[WHAT YOU WILL DO]: Return the material word for word. Do not include pictures.

----- DATASET -----

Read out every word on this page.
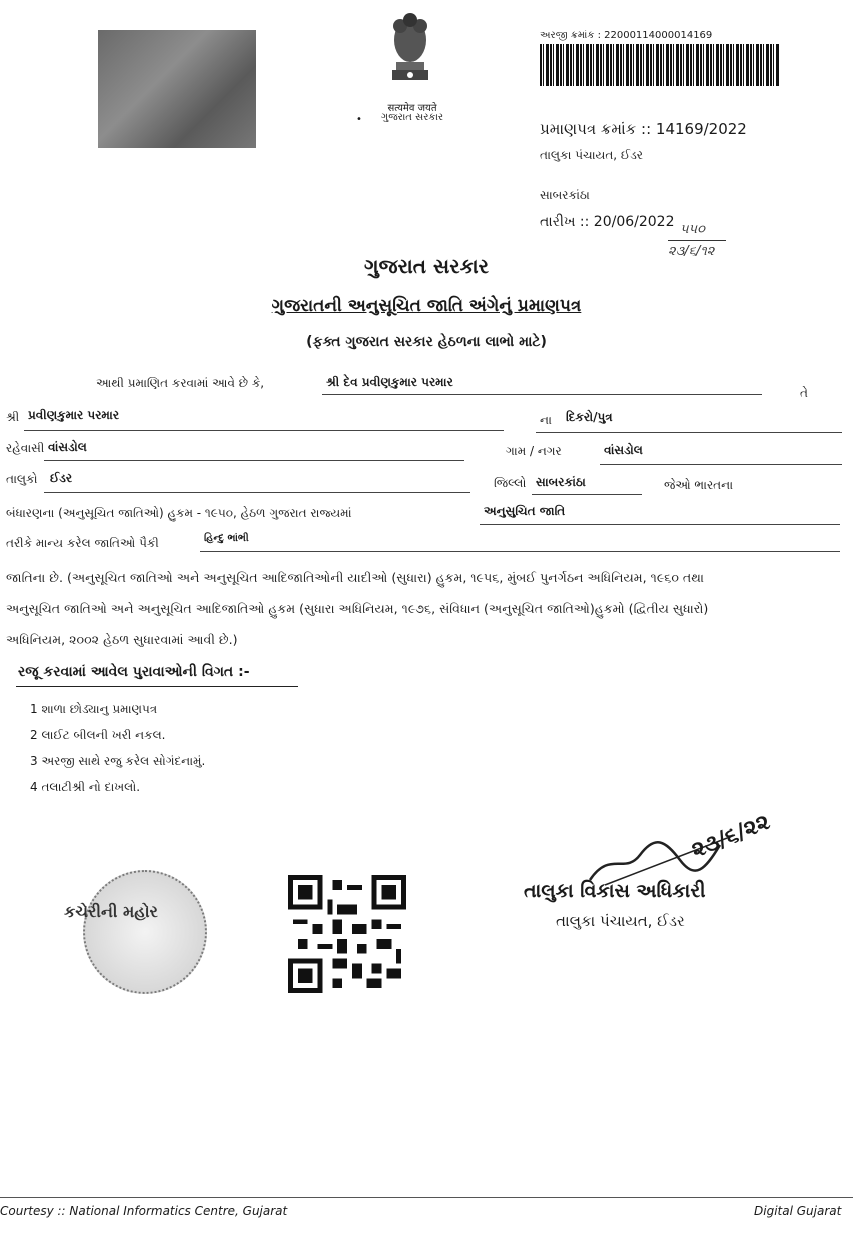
सत्यमेव जयते
ગુજરાત સરકાર
•
અરજી ક્રમાંક : 22000114000014169
પ્રમાણપત્ર ક્રમાંક :: 14169/2022
તાલુકા પંચાયત, ઈડર
સાબરકાંઠા
તારીખ :: 20/06/2022 ૫૫૦
૨૩/૬/૧૨
ગુજરાત સરકાર
ગુજરાતની અનુસૂચિત જાતિ અંગેનું પ્રમાણપત્ર
(ફક્ત ગુજરાત સરકાર હેઠળના લાભો માટે)
આથી પ્રમાણિત કરવામાં આવે છે કે,	શ્રી દેવ પ્રવીણકુમાર પરમાર
તે
શ્રી પ્રવીણકુમાર પરમાર	ના દિકરો/પુત્ર
રહેવાસી વાંસડોલ	ગામ / નગર	વાંસડોલ
તાલુકો ઈડર	જિલ્લો સાબરકાંઠા	જેઓ ભારતના
બંધારણના (અનુસૂચિત જાતિઓ) હુકમ - ૧૯૫૦, હેઠળ ગુજરાત રાજ્યમાં	અનુસુચિત જાતિ
તરીકે માન્ય કરેલ જાતિઓ પૈકી	હિન્દુ ભાંભી
જાતિના છે. (અનુસૂચિત જાતિઓ અને અનુસૂચિત આદિજાતિઓની યાદીઓ (સુધારા) હુકમ, ૧૯૫૬, મુંબઈ પુનર્ગઠન અધિનિયમ, ૧૯૬૦ તથા
અનુસૂચિત જાતિઓ અને અનુસૂચિત આદિજાતિઓ હુકમ (સુધારા અધિનિયમ, ૧૯૭૬, સંવિધાન (અનુસૂચિત જાતિઓ)હુકમો (દ્વિતીય સુધારો)
અધિનિયમ, ૨૦૦૨ હેઠળ સુધારવામાં આવી છે.)
રજૂ કરવામાં આવેલ પુરાવાઓની વિગત :-
1 શાળા છોડ્યાનુ પ્રમાણપત્ર
2 લાઈટ બીલની ખરી નકલ.
3 અરજી સાથે રજુ કરેલ સોગંદનામું.
4 તલાટીશ્રી નો દાખલો.
કચેરીની મહોર
૨૩/૬/૨૨
તાલુકા વિકાસ અધિકારી
તાલુકા પંચાયત, ઈડર
Courtesy :: National Informatics Centre, Gujarat	Digital Gujarat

-----

[COMPLETED TASK]:
Read out every word on this page.
सत्यमेव जयते
ગુજરાત સરકાર
•
અરજી ક્રમાંક : 22000114000014169
પ્રમાણપત્ર ક્રમાંક :: 14169/2022
તાલુકા પંચાયત, ઈડર
સાબરકાંઠા
તારીખ :: 20/06/2022 ૫૫૦
૨૩/૬/૧૨
ગુજરાત સરકાર
ગુજરાતની અનુસૂચિત જાતિ અંગેનું પ્રમાણપત્ર
(ફક્ત ગુજરાત સરકાર હેઠળના લાભો માટે)
આથી પ્રમાણિત કરવામાં આવે છે કે,	શ્રી દેવ પ્રવીણકુમાર પરમાર
તે
શ્રી પ્રવીણકુમાર પરમાર	ના દિકરો/પુત્ર
રહેવાસી વાંસડોલ	ગામ / નગર	વાંસડોલ
તાલુકો ઈડર	જિલ્લો સાબરકાંઠા	જેઓ ભારતના
બંધારણના (અનુસૂચિત જાતિઓ) હુકમ - ૧૯૫૦, હેઠળ ગુજરાત રાજ્યમાં	અનુસુચિત જાતિ
તરીકે માન્ય કરેલ જાતિઓ પૈકી	હિન્દુ ભાંભી
જાતિના છે. (અનુસૂચિત જાતિઓ અને અનુસૂચિત આદિજાતિઓની યાદીઓ (સુધારા) હુકમ, ૧૯૫૬, મુંબઈ પુનર્ગઠન અધિનિયમ, ૧૯૬૦ તથા
અનુસૂચિત જાતિઓ અને અનુસૂચિત આદિજાતિઓ હુકમ (સુધારા અધિનિયમ, ૧૯૭૬, સંવિધાન (અનુસૂચિત જાતિઓ)હુકમો (દ્વિતીય સુધારો)
અધિનિયમ, ૨૦૦૨ હેઠળ સુધારવામાં આવી છે.)
રજૂ કરવામાં આવેલ પુરાવાઓની વિગત :-
1 શાળા છોડ્યાનુ પ્રમાણપત્ર
2 લાઈટ બીલની ખરી નકલ.
3 અરજી સાથે રજુ કરેલ સોગંદનામું.
4 તલાટીશ્રી નો દાખલો.
કચેરીની મહોર
૨૩/૬/૨૨
તાલુકા વિકાસ અધિકારી
તાલુકા પંચાયત, ઈડર
Courtesy :: National Informatics Centre, Gujarat	Digital Gujarat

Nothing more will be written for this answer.